▶ [Aim] Return each line of the listing below, unchanged, and omit the images.

***** Data supplied

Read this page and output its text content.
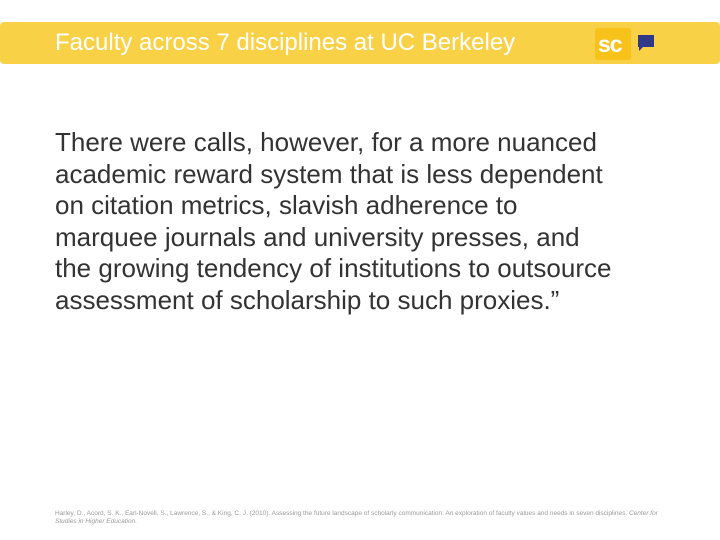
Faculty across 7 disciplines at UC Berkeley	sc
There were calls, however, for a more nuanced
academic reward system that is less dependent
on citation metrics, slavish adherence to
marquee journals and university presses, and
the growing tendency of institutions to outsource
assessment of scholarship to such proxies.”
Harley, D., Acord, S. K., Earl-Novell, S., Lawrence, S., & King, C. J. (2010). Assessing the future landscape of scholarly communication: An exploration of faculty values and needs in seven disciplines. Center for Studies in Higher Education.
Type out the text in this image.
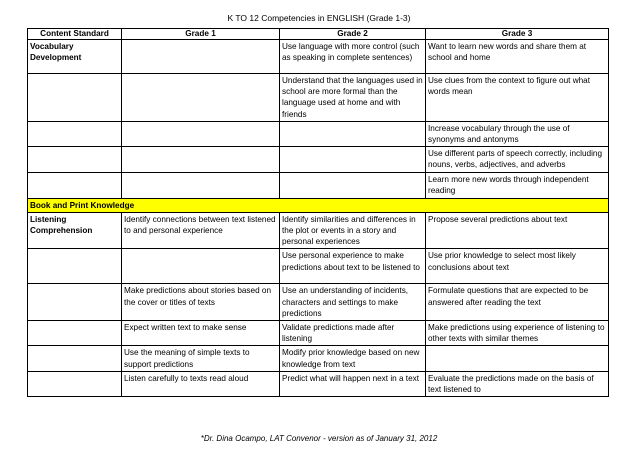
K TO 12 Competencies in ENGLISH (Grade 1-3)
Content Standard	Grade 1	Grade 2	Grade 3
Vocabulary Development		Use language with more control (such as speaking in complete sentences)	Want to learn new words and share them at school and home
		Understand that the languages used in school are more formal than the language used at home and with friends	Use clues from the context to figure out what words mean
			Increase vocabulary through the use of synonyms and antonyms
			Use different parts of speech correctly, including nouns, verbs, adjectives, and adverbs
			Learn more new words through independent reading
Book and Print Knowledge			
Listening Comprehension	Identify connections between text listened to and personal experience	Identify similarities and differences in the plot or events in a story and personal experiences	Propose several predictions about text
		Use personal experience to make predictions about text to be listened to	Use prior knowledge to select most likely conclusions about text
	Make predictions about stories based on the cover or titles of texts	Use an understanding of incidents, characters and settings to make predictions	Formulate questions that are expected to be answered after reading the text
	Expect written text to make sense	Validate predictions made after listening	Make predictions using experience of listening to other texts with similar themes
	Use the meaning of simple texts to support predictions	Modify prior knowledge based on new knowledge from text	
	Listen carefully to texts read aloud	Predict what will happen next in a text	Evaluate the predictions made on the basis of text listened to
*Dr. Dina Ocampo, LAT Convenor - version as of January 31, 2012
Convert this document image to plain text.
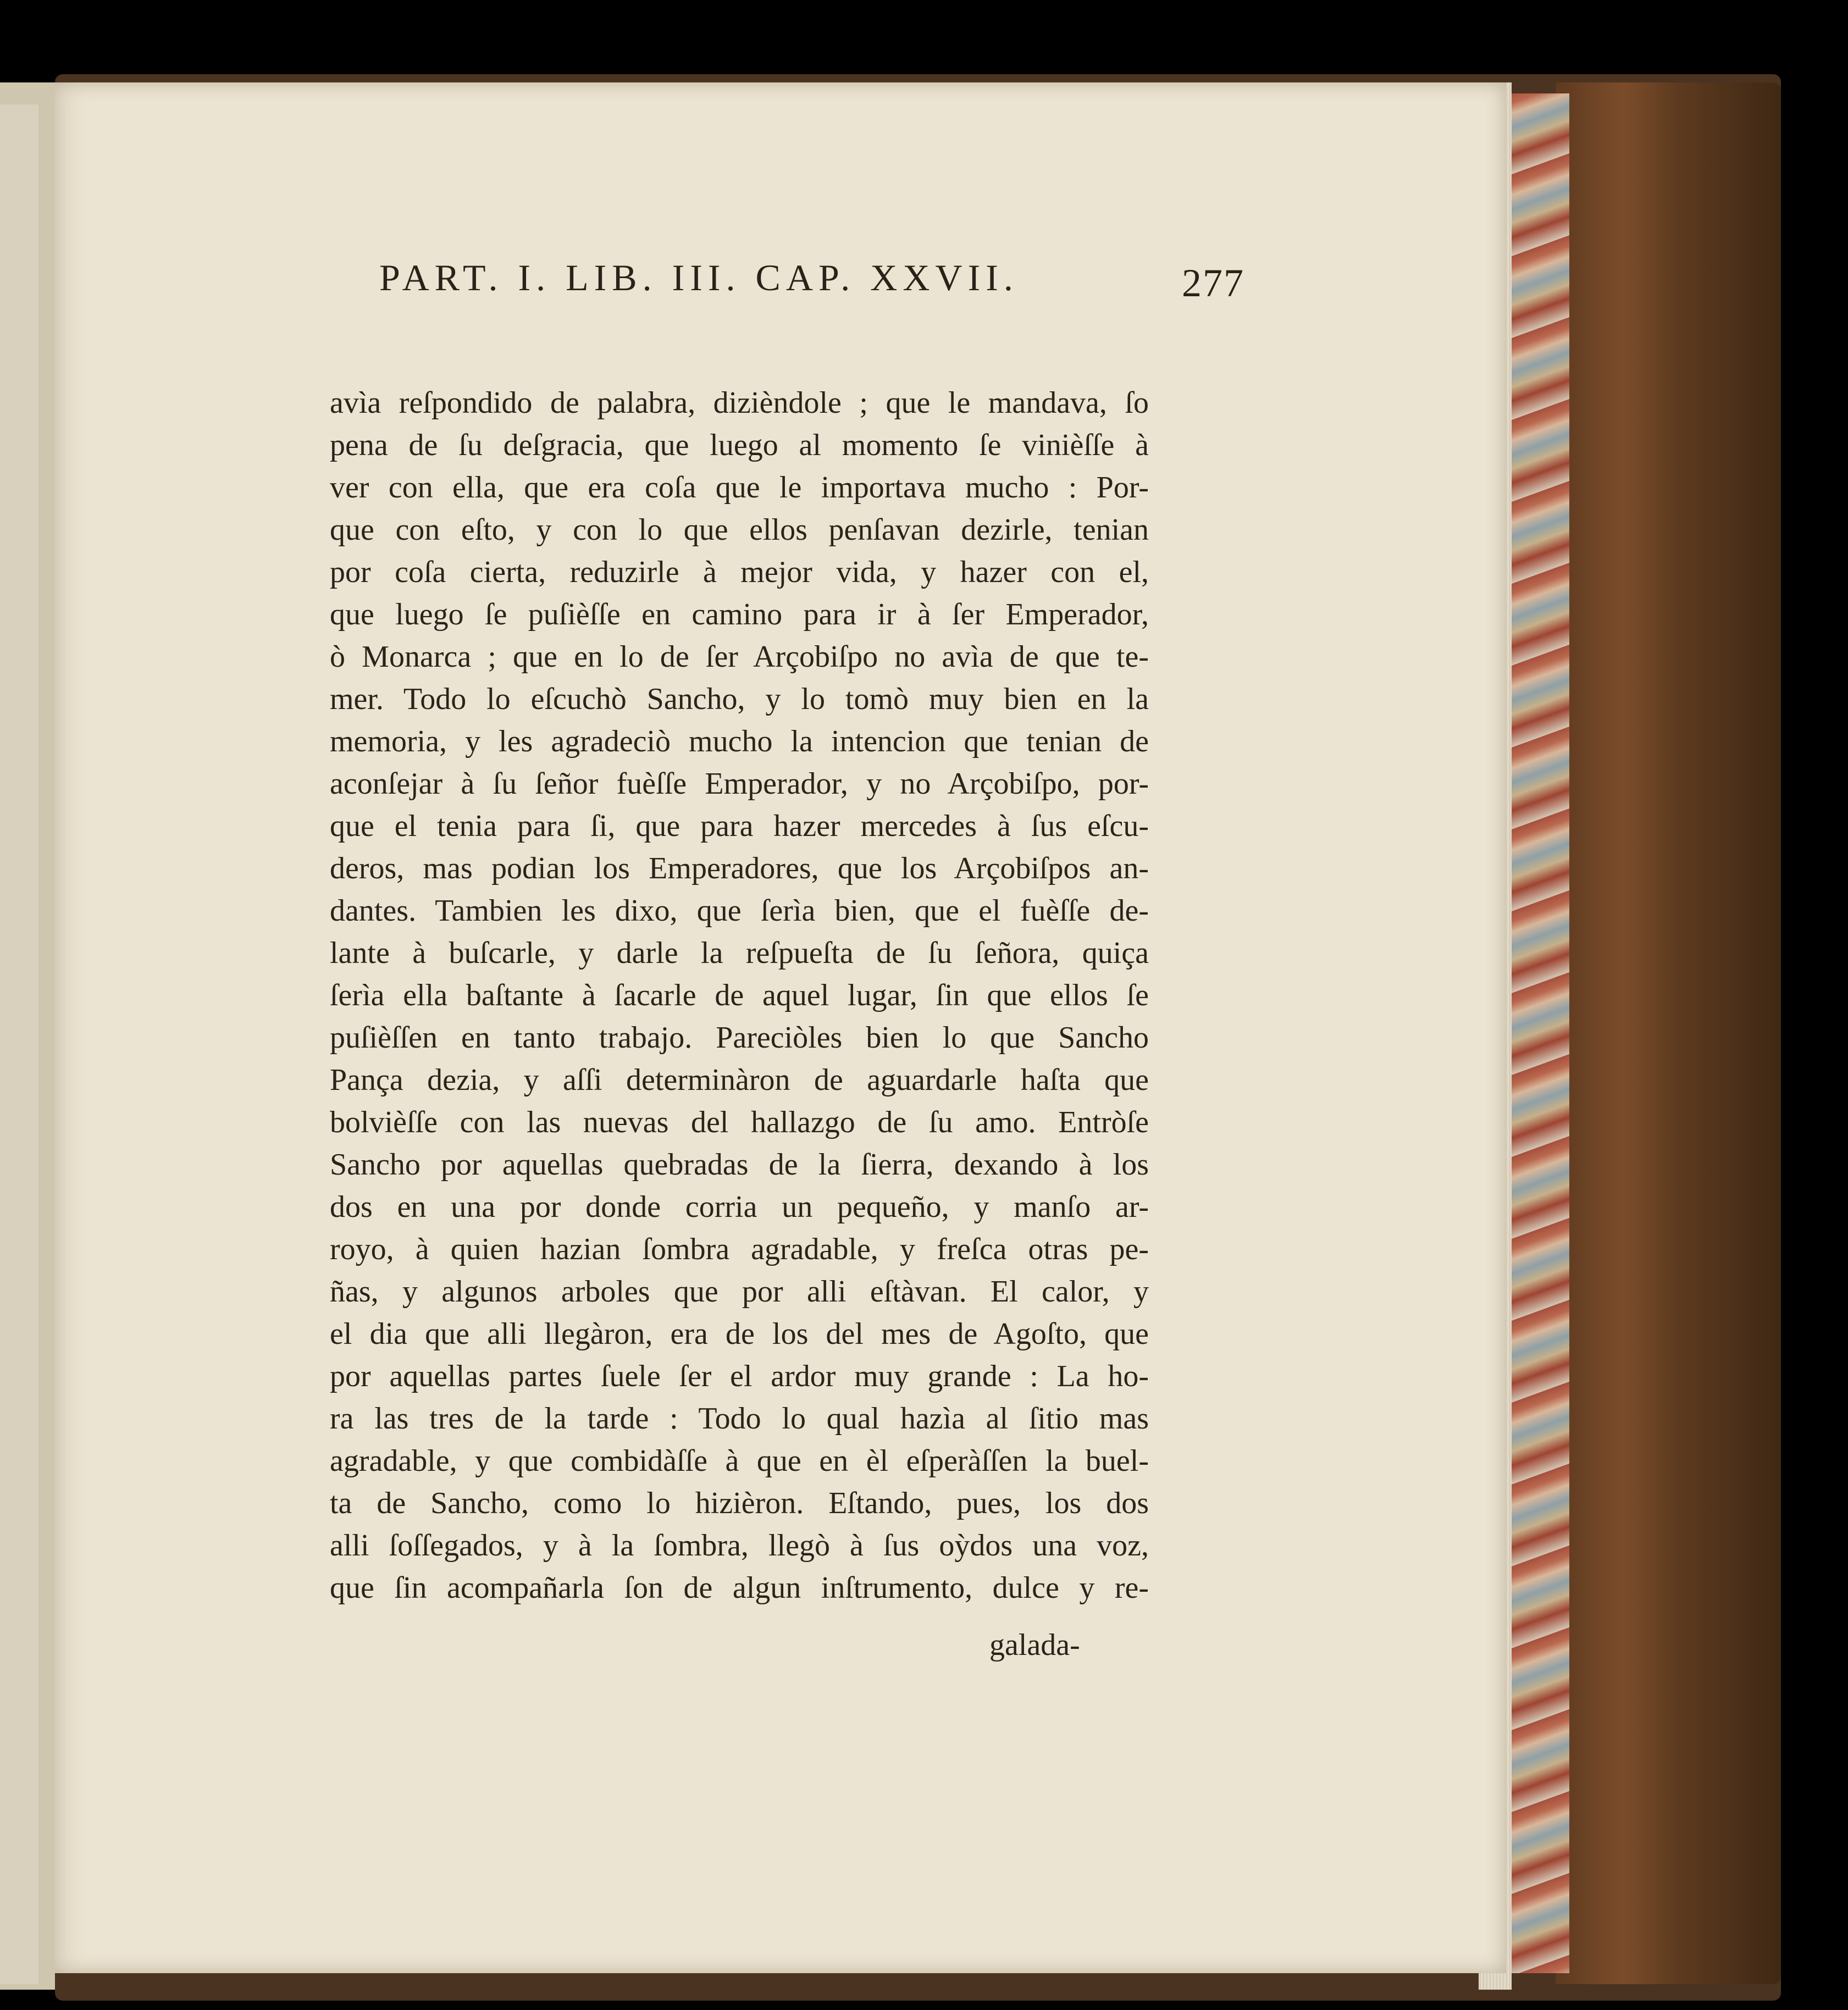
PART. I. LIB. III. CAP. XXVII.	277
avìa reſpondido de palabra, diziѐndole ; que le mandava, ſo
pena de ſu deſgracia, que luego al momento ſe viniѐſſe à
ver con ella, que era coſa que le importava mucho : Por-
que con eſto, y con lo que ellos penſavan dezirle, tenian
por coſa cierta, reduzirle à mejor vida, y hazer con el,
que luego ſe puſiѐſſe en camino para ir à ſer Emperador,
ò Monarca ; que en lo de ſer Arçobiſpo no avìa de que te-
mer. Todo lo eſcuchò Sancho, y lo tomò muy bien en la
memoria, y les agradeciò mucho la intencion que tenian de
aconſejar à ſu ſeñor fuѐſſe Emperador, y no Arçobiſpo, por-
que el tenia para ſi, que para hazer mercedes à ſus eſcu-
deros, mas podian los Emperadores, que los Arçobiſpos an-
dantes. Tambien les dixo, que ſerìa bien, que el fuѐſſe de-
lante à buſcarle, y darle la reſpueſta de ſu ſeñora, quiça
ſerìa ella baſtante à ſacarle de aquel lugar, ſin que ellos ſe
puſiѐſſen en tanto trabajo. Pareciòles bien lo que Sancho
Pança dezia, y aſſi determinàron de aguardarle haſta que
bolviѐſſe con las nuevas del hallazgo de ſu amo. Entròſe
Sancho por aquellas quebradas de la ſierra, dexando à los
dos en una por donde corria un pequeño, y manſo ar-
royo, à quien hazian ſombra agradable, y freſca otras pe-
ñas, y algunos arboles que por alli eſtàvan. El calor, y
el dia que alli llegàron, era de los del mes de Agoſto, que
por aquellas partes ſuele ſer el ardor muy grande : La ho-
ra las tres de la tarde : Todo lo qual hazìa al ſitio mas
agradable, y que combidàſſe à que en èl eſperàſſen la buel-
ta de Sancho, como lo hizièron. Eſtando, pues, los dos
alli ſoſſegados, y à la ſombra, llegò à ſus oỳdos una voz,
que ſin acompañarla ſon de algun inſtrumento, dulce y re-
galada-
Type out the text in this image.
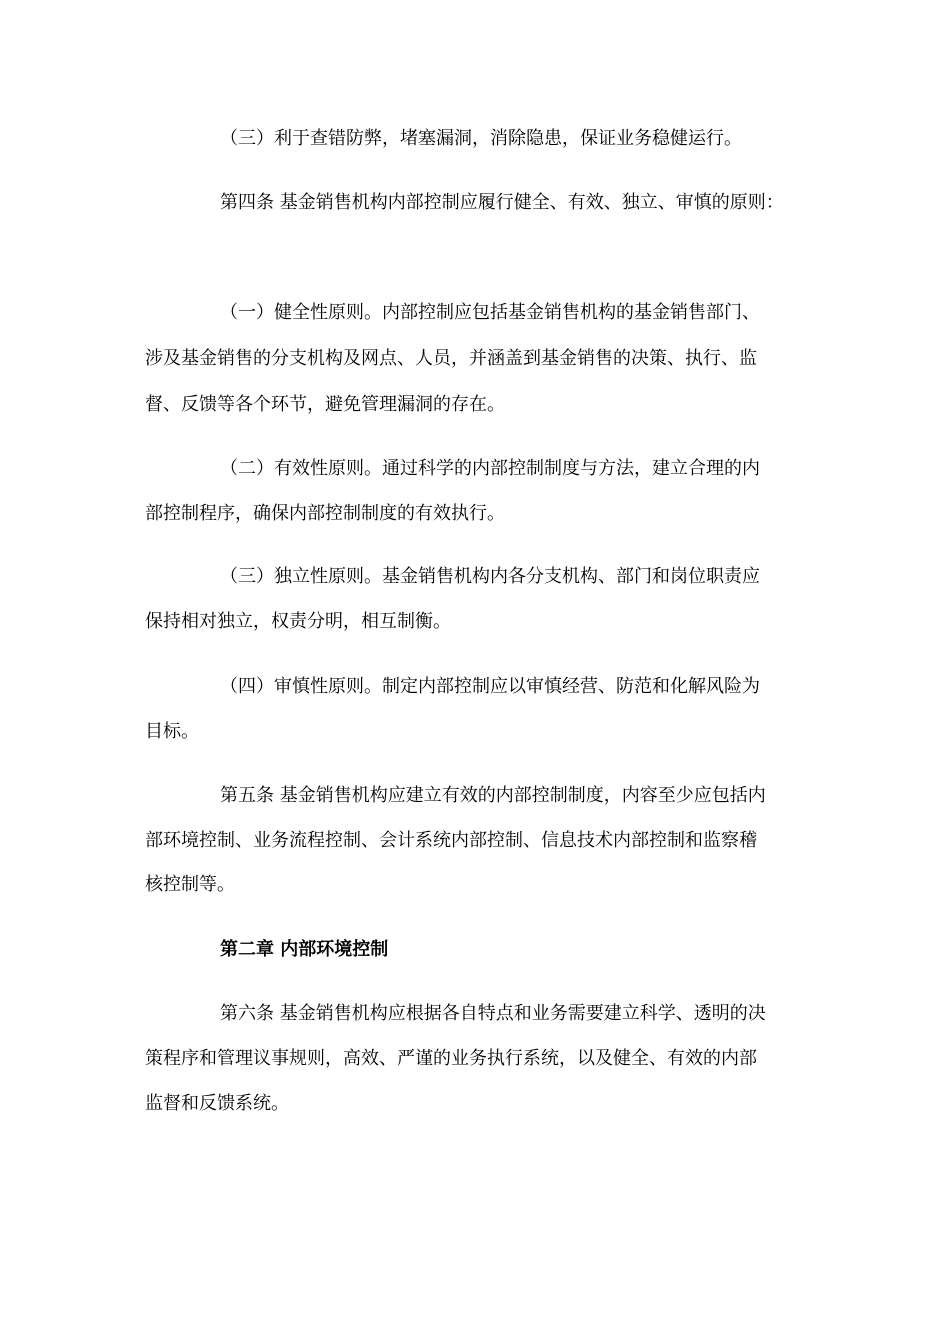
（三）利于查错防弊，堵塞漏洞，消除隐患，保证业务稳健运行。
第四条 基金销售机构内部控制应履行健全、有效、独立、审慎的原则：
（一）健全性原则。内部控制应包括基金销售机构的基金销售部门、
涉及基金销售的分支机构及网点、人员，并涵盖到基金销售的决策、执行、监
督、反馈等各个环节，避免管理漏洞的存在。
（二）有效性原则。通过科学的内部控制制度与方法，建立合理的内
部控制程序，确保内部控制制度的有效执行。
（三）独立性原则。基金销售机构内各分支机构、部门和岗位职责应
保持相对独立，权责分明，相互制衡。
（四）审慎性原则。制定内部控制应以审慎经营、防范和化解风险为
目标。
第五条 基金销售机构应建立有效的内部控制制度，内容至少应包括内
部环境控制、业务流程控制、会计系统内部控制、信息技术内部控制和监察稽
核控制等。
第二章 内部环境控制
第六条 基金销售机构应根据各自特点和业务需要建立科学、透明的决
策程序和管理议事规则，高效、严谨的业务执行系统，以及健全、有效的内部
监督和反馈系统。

**********

▶ [Exercise solution]
Read this page and output its text content.
Faculty across 7 disciplines at UC Berkeley	sc
There were calls, however, for a more nuanced
academic reward system that is less dependent
on citation metrics, slavish adherence to
marquee journals and university presses, and
the growing tendency of institutions to outsource
assessment of scholarship to such proxies.”
Harley, D., Acord, S. K., Earl-Novell, S., Lawrence, S., & King, C. J. (2010). Assessing the future landscape of scholarly communication: An exploration of faculty values and needs in seven disciplines. Center for Studies in Higher Education.
Type out the text in this image.
K TO 12 Competencies in ENGLISH (Grade 1-3)
Content Standard	Grade 1	Grade 2	Grade 3
Vocabulary Development		Use language with more control (such as speaking in complete sentences)	Want to learn new words and share them at school and home
		Understand that the languages used in school are more formal than the language used at home and with friends	Use clues from the context to figure out what words mean
			Increase vocabulary through the use of synonyms and antonyms
			Use different parts of speech correctly, including nouns, verbs, adjectives, and adverbs
			Learn more new words through independent reading
Book and Print Knowledge			
Listening Comprehension	Identify connections between text listened to and personal experience	Identify similarities and differences in the plot or events in a story and personal experiences	Propose several predictions about text
		Use personal experience to make predictions about text to be listened to	Use prior knowledge to select most likely conclusions about text
	Make predictions about stories based on the cover or titles of texts	Use an understanding of incidents, characters and settings to make predictions	Formulate questions that are expected to be answered after reading the text
	Expect written text to make sense	Validate predictions made after listening	Make predictions using experience of listening to other texts with similar themes
	Use the meaning of simple texts to support predictions	Modify prior knowledge based on new knowledge from text	
	Listen carefully to texts read aloud	Predict what will happen next in a text	Evaluate the predictions made on the basis of text listened to
*Dr. Dina Ocampo, LAT Convenor - version as of January 31, 2012
Convert this document image to plain text.
PART. I. LIB. III. CAP. XXVII.	277
avìa reſpondido de palabra, diziѐndole ; que le mandava, ſo
pena de ſu deſgracia, que luego al momento ſe viniѐſſe à
ver con ella, que era coſa que le importava mucho : Por-
que con eſto, y con lo que ellos penſavan dezirle, tenian
por coſa cierta, reduzirle à mejor vida, y hazer con el,
que luego ſe puſiѐſſe en camino para ir à ſer Emperador,
ò Monarca ; que en lo de ſer Arçobiſpo no avìa de que te-
mer. Todo lo eſcuchò Sancho, y lo tomò muy bien en la
memoria, y les agradeciò mucho la intencion que tenian de
aconſejar à ſu ſeñor fuѐſſe Emperador, y no Arçobiſpo, por-
que el tenia para ſi, que para hazer mercedes à ſus eſcu-
deros, mas podian los Emperadores, que los Arçobiſpos an-
dantes. Tambien les dixo, que ſerìa bien, que el fuѐſſe de-
lante à buſcarle, y darle la reſpueſta de ſu ſeñora, quiça
ſerìa ella baſtante à ſacarle de aquel lugar, ſin que ellos ſe
puſiѐſſen en tanto trabajo. Pareciòles bien lo que Sancho
Pança dezia, y aſſi determinàron de aguardarle haſta que
bolviѐſſe con las nuevas del hallazgo de ſu amo. Entròſe
Sancho por aquellas quebradas de la ſierra, dexando à los
dos en una por donde corria un pequeño, y manſo ar-
royo, à quien hazian ſombra agradable, y freſca otras pe-
ñas, y algunos arboles que por alli eſtàvan. El calor, y
el dia que alli llegàron, era de los del mes de Agoſto, que
por aquellas partes ſuele ſer el ardor muy grande : La ho-
ra las tres de la tarde : Todo lo qual hazìa al ſitio mas
agradable, y que combidàſſe à que en èl eſperàſſen la buel-
ta de Sancho, como lo hizièron. Eſtando, pues, los dos
alli ſoſſegados, y à la ſombra, llegò à ſus oỳdos una voz,
que ſin acompañarla ſon de algun inſtrumento, dulce y re-
galada-
Type out the text in this image.
（三）利于查错防弊，堵塞漏洞，消除隐患，保证业务稳健运行。
第四条 基金销售机构内部控制应履行健全、有效、独立、审慎的原则：
（一）健全性原则。内部控制应包括基金销售机构的基金销售部门、
涉及基金销售的分支机构及网点、人员，并涵盖到基金销售的决策、执行、监
督、反馈等各个环节，避免管理漏洞的存在。
（二）有效性原则。通过科学的内部控制制度与方法，建立合理的内
部控制程序，确保内部控制制度的有效执行。
（三）独立性原则。基金销售机构内各分支机构、部门和岗位职责应
保持相对独立，权责分明，相互制衡。
（四）审慎性原则。制定内部控制应以审慎经营、防范和化解风险为
目标。
第五条 基金销售机构应建立有效的内部控制制度，内容至少应包括内
部环境控制、业务流程控制、会计系统内部控制、信息技术内部控制和监察稽
核控制等。
第二章 内部环境控制
第六条 基金销售机构应根据各自特点和业务需要建立科学、透明的决
策程序和管理议事规则，高效、严谨的业务执行系统，以及健全、有效的内部
监督和反馈系统。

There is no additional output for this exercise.